_Prompt:_ Every line of the data must be copied exactly.

_Dataset rows:_
--- Begin ---

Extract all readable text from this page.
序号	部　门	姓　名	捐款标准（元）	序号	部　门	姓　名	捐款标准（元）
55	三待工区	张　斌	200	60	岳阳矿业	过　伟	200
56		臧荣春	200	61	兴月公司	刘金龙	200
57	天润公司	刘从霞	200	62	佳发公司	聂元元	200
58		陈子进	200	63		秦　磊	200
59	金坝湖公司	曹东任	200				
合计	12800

--- End ---

_Solution:_
Extract all readable text from this page.
序号	部　门	姓　名	捐款标准（元）	序号	部　门	姓　名	捐款标准（元）
55	三待工区	张　斌	200	60	岳阳矿业	过　伟	200
56		臧荣春	200	61	兴月公司	刘金龙	200
57	天润公司	刘从霞	200	62	佳发公司	聂元元	200
58		陈子进	200	63		秦　磊	200
59	金坝湖公司	曹东任	200				
合计	12800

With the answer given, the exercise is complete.